==== Data shown

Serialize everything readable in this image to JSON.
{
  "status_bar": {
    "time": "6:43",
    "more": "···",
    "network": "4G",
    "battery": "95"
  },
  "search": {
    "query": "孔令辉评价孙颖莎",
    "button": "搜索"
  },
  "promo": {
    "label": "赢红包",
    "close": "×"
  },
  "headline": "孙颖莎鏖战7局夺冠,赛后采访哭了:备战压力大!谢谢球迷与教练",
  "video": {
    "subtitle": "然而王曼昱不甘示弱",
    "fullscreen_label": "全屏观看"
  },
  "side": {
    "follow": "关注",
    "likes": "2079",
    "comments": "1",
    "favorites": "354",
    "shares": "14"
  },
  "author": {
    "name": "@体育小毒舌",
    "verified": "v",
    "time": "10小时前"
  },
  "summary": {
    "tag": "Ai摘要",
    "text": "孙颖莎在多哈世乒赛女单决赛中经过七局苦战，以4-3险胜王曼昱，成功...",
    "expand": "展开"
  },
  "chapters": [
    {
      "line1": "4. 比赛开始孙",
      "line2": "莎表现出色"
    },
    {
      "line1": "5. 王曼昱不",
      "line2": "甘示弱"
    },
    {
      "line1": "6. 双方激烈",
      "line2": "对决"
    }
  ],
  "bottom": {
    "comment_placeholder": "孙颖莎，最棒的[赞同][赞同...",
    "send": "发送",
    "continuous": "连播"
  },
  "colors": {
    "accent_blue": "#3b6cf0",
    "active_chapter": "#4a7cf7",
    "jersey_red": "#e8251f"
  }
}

========
==== Data shown

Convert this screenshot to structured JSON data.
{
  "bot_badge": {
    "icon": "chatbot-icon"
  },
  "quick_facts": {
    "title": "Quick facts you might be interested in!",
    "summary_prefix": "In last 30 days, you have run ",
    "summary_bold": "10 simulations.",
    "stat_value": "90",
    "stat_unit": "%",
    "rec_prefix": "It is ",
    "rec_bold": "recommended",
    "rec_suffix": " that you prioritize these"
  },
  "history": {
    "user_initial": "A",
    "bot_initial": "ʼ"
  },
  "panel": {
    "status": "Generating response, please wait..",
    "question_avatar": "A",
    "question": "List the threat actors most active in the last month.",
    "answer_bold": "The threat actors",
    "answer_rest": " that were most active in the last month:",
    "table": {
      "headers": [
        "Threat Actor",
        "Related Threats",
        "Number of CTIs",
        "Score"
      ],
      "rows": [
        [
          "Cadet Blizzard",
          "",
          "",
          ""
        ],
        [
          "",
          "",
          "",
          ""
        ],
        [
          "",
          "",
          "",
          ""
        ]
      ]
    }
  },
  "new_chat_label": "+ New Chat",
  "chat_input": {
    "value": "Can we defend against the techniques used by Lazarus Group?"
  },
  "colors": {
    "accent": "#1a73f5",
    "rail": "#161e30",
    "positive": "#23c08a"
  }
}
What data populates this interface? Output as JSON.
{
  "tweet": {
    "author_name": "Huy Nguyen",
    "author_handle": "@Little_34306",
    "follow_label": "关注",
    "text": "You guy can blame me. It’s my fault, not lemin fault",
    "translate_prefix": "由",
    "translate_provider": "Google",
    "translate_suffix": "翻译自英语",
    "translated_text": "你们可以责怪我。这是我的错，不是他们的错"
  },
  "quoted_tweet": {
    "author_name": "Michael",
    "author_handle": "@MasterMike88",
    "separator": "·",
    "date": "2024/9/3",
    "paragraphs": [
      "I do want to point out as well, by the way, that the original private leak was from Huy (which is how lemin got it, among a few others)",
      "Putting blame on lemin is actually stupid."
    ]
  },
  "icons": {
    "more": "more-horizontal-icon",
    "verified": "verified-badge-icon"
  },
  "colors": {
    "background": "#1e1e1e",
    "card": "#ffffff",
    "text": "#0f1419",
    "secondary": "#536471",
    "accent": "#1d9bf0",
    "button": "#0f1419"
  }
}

========
==== Data shown

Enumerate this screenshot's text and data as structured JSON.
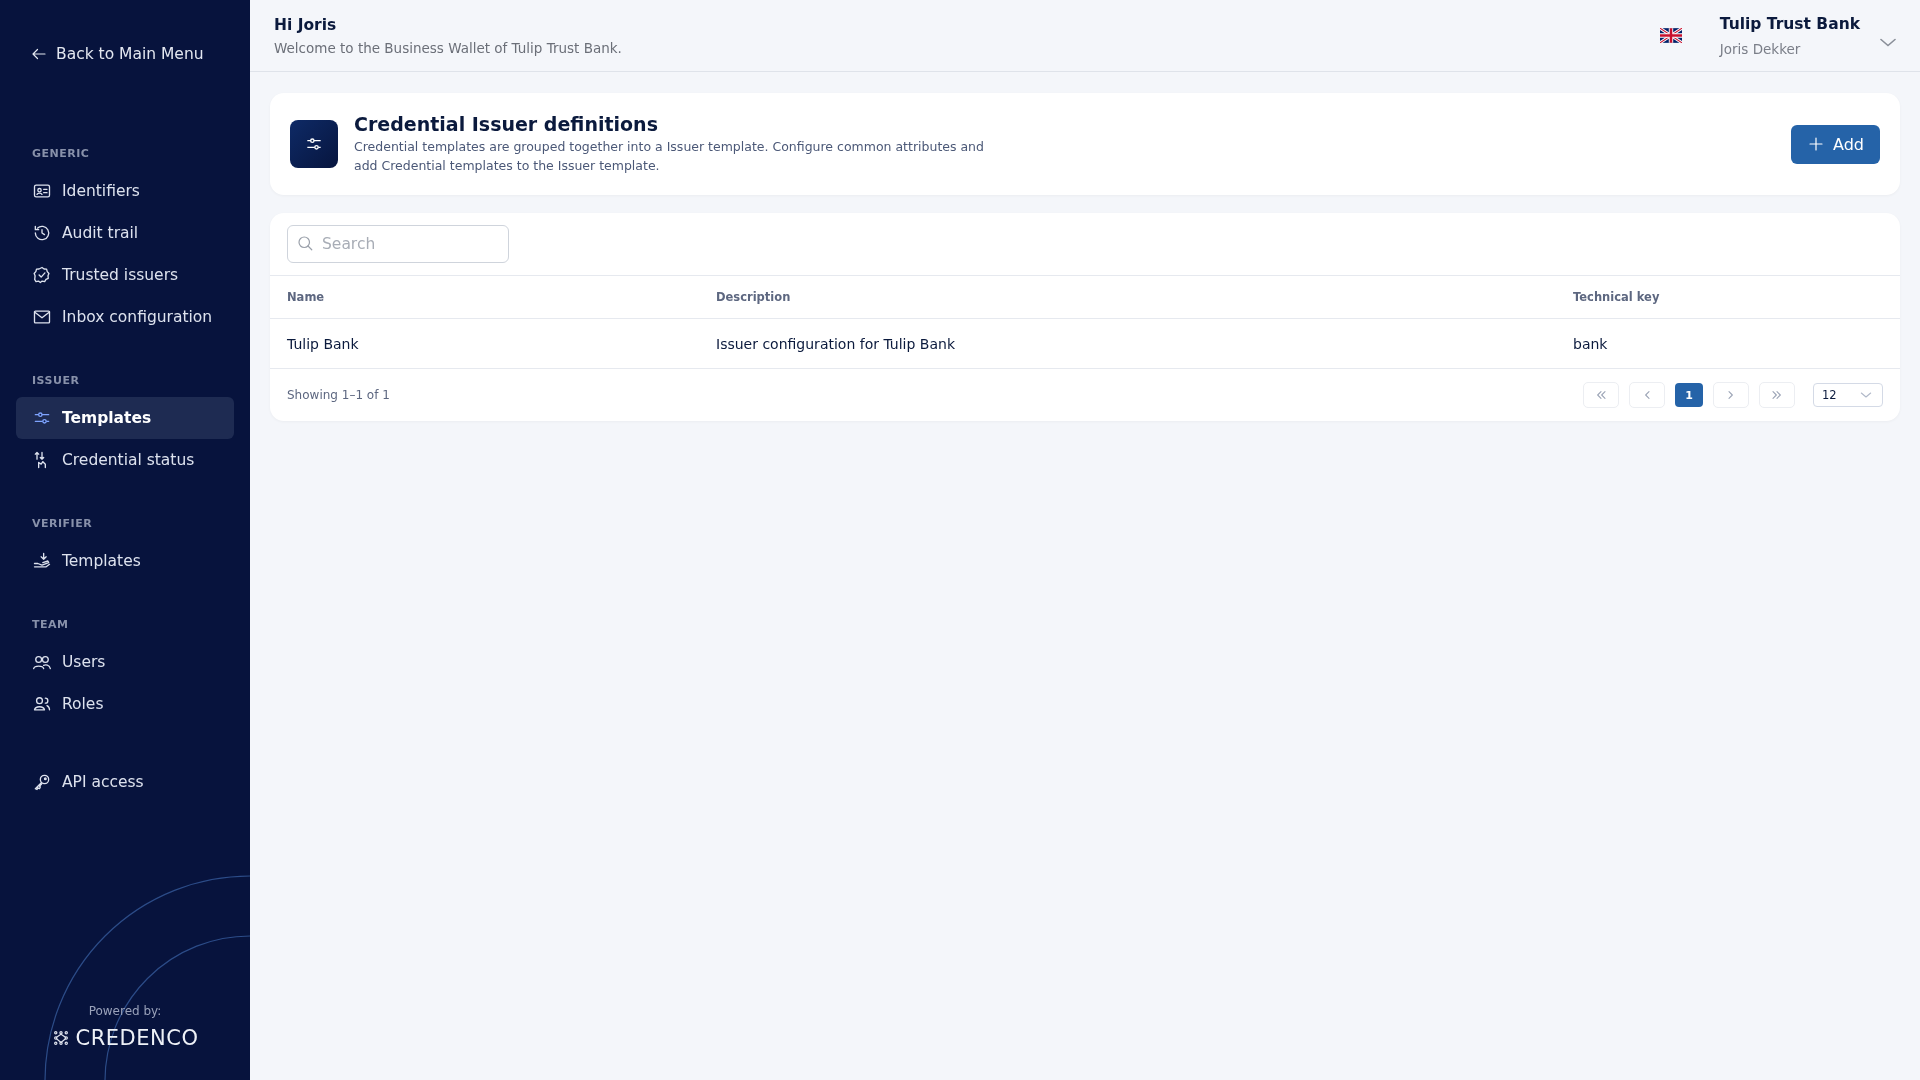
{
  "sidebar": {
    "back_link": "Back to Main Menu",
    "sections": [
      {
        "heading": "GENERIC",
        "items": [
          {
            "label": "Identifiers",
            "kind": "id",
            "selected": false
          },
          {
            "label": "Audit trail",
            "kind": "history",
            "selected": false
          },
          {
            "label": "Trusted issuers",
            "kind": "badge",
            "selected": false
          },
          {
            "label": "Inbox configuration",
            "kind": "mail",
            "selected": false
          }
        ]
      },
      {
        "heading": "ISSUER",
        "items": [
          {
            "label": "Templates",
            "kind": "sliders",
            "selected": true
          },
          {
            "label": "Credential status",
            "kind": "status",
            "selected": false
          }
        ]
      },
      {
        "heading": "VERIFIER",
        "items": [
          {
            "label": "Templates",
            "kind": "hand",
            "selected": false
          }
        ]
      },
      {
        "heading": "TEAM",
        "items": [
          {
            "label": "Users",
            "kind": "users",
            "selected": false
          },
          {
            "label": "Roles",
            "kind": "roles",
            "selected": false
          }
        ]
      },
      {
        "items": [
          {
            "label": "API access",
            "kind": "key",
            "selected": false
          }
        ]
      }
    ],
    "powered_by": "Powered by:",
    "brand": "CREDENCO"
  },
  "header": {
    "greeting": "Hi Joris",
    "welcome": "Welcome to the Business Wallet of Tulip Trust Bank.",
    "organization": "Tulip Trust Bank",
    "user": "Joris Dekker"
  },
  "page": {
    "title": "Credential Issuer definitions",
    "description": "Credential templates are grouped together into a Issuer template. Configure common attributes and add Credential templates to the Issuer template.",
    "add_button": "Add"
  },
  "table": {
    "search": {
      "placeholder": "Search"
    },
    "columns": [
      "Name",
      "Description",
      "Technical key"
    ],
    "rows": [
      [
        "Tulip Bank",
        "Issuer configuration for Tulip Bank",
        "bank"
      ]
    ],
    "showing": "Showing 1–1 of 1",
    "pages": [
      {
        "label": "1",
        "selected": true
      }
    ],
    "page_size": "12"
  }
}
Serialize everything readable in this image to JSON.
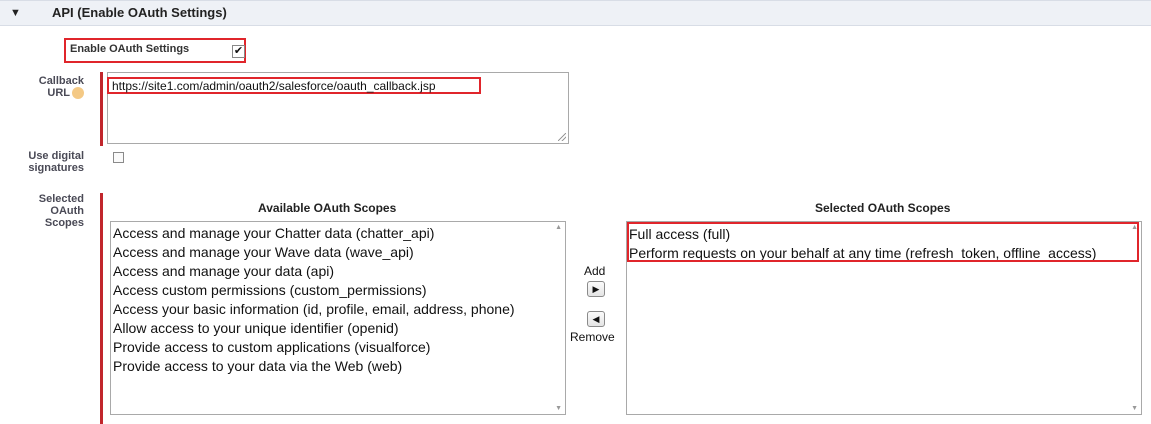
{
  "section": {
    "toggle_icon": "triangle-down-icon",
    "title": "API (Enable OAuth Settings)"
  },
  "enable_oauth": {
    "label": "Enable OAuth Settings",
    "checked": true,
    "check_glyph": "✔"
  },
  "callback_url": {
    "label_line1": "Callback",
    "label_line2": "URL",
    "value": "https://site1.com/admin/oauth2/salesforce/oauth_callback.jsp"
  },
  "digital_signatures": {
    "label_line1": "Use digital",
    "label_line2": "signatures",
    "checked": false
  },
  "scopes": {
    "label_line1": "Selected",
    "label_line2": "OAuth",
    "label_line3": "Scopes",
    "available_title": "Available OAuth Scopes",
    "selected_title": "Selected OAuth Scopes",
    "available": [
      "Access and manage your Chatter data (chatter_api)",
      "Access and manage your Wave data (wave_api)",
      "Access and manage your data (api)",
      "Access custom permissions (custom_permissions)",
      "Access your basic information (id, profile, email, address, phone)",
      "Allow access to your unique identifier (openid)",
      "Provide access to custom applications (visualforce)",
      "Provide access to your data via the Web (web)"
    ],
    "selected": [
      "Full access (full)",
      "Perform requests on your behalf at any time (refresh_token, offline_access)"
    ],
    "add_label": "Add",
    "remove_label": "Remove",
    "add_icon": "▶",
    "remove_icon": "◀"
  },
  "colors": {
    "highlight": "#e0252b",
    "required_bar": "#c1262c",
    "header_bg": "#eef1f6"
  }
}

========

> Required work: In the records shown above, how many lines include the word "lemin"? Answer with the number only.

> Exercise answer: 3